Work instructions —
Below is a block of records: output all of them exactly and leave out the pictures.

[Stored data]
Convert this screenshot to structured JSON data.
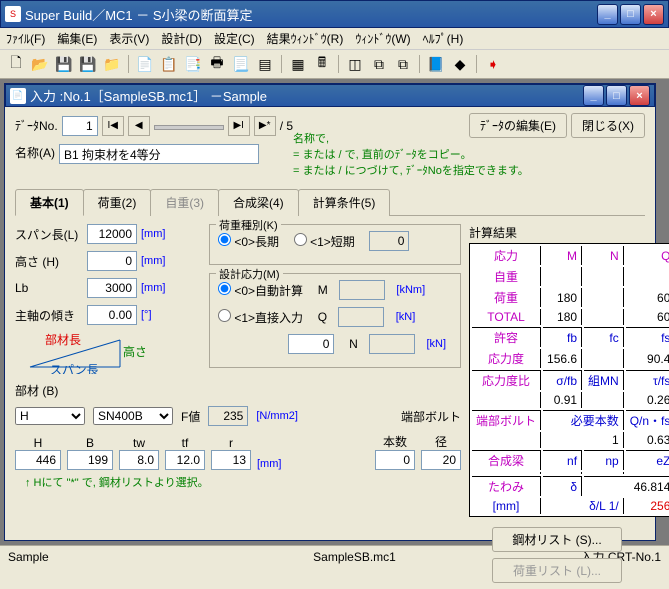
{
  "win": {
    "title": "Super Build／MC1 － S小梁の断面算定"
  },
  "menu": {
    "file": "ﾌｧｲﾙ(F)",
    "edit": "編集(E)",
    "view": "表示(V)",
    "design": "設計(D)",
    "setting": "設定(C)",
    "result": "結果ｳｨﾝﾄﾞｳ(R)",
    "window": "ｳｨﾝﾄﾞｳ(W)",
    "help": "ﾍﾙﾌﾟ(H)"
  },
  "child": {
    "title": "入力 :No.1［SampleSB.mc1］ －Sample"
  },
  "top": {
    "datano_lbl": "ﾃﾞｰﾀNo.",
    "datano": "1",
    "total": "/ 5",
    "name_lbl": "名称(A)",
    "name": "B1 拘束材を4等分",
    "edit_btn": "ﾃﾞｰﾀの編集(E)",
    "close_btn": "閉じる(X)",
    "hint1": "名称で,",
    "hint2": "= または / で, 直前のﾃﾞｰﾀをコピー。",
    "hint3": "= または / につづけて, ﾃﾞｰﾀNoを指定できます。"
  },
  "tabs": {
    "t1": "基本(1)",
    "t2": "荷重(2)",
    "t3": "自重(3)",
    "t4": "合成梁(4)",
    "t5": "計算条件(5)"
  },
  "form": {
    "span_lbl": "スパン長(L)",
    "span": "12000",
    "mm": "[mm]",
    "h_lbl": "高さ (H)",
    "h": "0",
    "lb_lbl": "Lb",
    "lb": "3000",
    "axis_lbl": "主軸の傾き",
    "axis": "0.00",
    "deg": "[°]",
    "diag1": "部材長",
    "diag2": "高さ",
    "diag3": "スパン長",
    "buzai_lbl": "部材 (B)",
    "shape": "H",
    "steel": "SN400B",
    "f_lbl": "F値",
    "f": "235",
    "nmm2": "[N/mm2]",
    "end_bolt": "端部ボルト",
    "count_lbl": "本数",
    "dia_lbl": "径",
    "count": "0",
    "dia": "20",
    "col_h": "H",
    "col_b": "B",
    "col_tw": "tw",
    "col_tf": "tf",
    "col_r": "r",
    "v_h": "446",
    "v_b": "199",
    "v_tw": "8.0",
    "v_tf": "12.0",
    "v_r": "13",
    "note": "↑ Hにて \"*\" で, 鋼材リストより選択。",
    "ld_title": "荷重種別(K)",
    "ld0": "<0>長期",
    "ld1": "<1>短期",
    "ld_v": "0",
    "st_title": "設計応力(M)",
    "st0": "<0>自動計算",
    "st1": "<1>直接入力",
    "M": "M",
    "Q": "Q",
    "N": "N",
    "knm": "[kNm]",
    "kn": "[kN]",
    "v0": "0"
  },
  "result": {
    "hd": "計算結果",
    "r1": "応力",
    "r2": "自重",
    "r3": "荷重",
    "r4": "TOTAL",
    "r5": "許容",
    "r6": "応力度",
    "r7": "応力度比",
    "r8": "端部ボルト",
    "r9": "合成梁",
    "r10": "たわみ",
    "M": "M",
    "N": "N",
    "Q": "Q",
    "fb": "fb",
    "fc": "fc",
    "fs": "fs",
    "stb": "σ/fb",
    "kmn": "組MN",
    "tfs": "τ/fs",
    "req": "必要本数",
    "qn": "Q/n・fs",
    "nf": "nf",
    "np": "np",
    "ez": "eZ",
    "d": "δ",
    "dl": "δ/L  1/",
    "mm": "[mm]",
    "v_j_m": "180",
    "v_j_q": "60",
    "v_t_m": "180",
    "v_t_q": "60",
    "v_fb": "156.6",
    "v_fs": "90.4",
    "v_stb": "0.91",
    "v_tfs": "0.26",
    "v_req": "1",
    "v_qn": "0.63",
    "v_d": "46.814",
    "v_dl": "256",
    "btn1": "鋼材リスト (S)...",
    "btn2": "荷重リスト (L)..."
  },
  "status": {
    "s1": "Sample",
    "s2": "SampleSB.mc1",
    "s3": "入力 CRT-No.1"
  }
}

Answer to the task —
Convert this screenshot to structured JSON data.
{
  "win": {
    "title": "Super Build／MC1 － S小梁の断面算定"
  },
  "menu": {
    "file": "ﾌｧｲﾙ(F)",
    "edit": "編集(E)",
    "view": "表示(V)",
    "design": "設計(D)",
    "setting": "設定(C)",
    "result": "結果ｳｨﾝﾄﾞｳ(R)",
    "window": "ｳｨﾝﾄﾞｳ(W)",
    "help": "ﾍﾙﾌﾟ(H)"
  },
  "child": {
    "title": "入力 :No.1［SampleSB.mc1］ －Sample"
  },
  "top": {
    "datano_lbl": "ﾃﾞｰﾀNo.",
    "datano": "1",
    "total": "/ 5",
    "name_lbl": "名称(A)",
    "name": "B1 拘束材を4等分",
    "edit_btn": "ﾃﾞｰﾀの編集(E)",
    "close_btn": "閉じる(X)",
    "hint1": "名称で,",
    "hint2": "= または / で, 直前のﾃﾞｰﾀをコピー。",
    "hint3": "= または / につづけて, ﾃﾞｰﾀNoを指定できます。"
  },
  "tabs": {
    "t1": "基本(1)",
    "t2": "荷重(2)",
    "t3": "自重(3)",
    "t4": "合成梁(4)",
    "t5": "計算条件(5)"
  },
  "form": {
    "span_lbl": "スパン長(L)",
    "span": "12000",
    "mm": "[mm]",
    "h_lbl": "高さ (H)",
    "h": "0",
    "lb_lbl": "Lb",
    "lb": "3000",
    "axis_lbl": "主軸の傾き",
    "axis": "0.00",
    "deg": "[°]",
    "diag1": "部材長",
    "diag2": "高さ",
    "diag3": "スパン長",
    "buzai_lbl": "部材 (B)",
    "shape": "H",
    "steel": "SN400B",
    "f_lbl": "F値",
    "f": "235",
    "nmm2": "[N/mm2]",
    "end_bolt": "端部ボルト",
    "count_lbl": "本数",
    "dia_lbl": "径",
    "count": "0",
    "dia": "20",
    "col_h": "H",
    "col_b": "B",
    "col_tw": "tw",
    "col_tf": "tf",
    "col_r": "r",
    "v_h": "446",
    "v_b": "199",
    "v_tw": "8.0",
    "v_tf": "12.0",
    "v_r": "13",
    "note": "↑ Hにて \"*\" で, 鋼材リストより選択。",
    "ld_title": "荷重種別(K)",
    "ld0": "<0>長期",
    "ld1": "<1>短期",
    "ld_v": "0",
    "st_title": "設計応力(M)",
    "st0": "<0>自動計算",
    "st1": "<1>直接入力",
    "M": "M",
    "Q": "Q",
    "N": "N",
    "knm": "[kNm]",
    "kn": "[kN]",
    "v0": "0"
  },
  "result": {
    "hd": "計算結果",
    "r1": "応力",
    "r2": "自重",
    "r3": "荷重",
    "r4": "TOTAL",
    "r5": "許容",
    "r6": "応力度",
    "r7": "応力度比",
    "r8": "端部ボルト",
    "r9": "合成梁",
    "r10": "たわみ",
    "M": "M",
    "N": "N",
    "Q": "Q",
    "fb": "fb",
    "fc": "fc",
    "fs": "fs",
    "stb": "σ/fb",
    "kmn": "組MN",
    "tfs": "τ/fs",
    "req": "必要本数",
    "qn": "Q/n・fs",
    "nf": "nf",
    "np": "np",
    "ez": "eZ",
    "d": "δ",
    "dl": "δ/L  1/",
    "mm": "[mm]",
    "v_j_m": "180",
    "v_j_q": "60",
    "v_t_m": "180",
    "v_t_q": "60",
    "v_fb": "156.6",
    "v_fs": "90.4",
    "v_stb": "0.91",
    "v_tfs": "0.26",
    "v_req": "1",
    "v_qn": "0.63",
    "v_d": "46.814",
    "v_dl": "256",
    "btn1": "鋼材リスト (S)...",
    "btn2": "荷重リスト (L)..."
  },
  "status": {
    "s1": "Sample",
    "s2": "SampleSB.mc1",
    "s3": "入力 CRT-No.1"
  }
}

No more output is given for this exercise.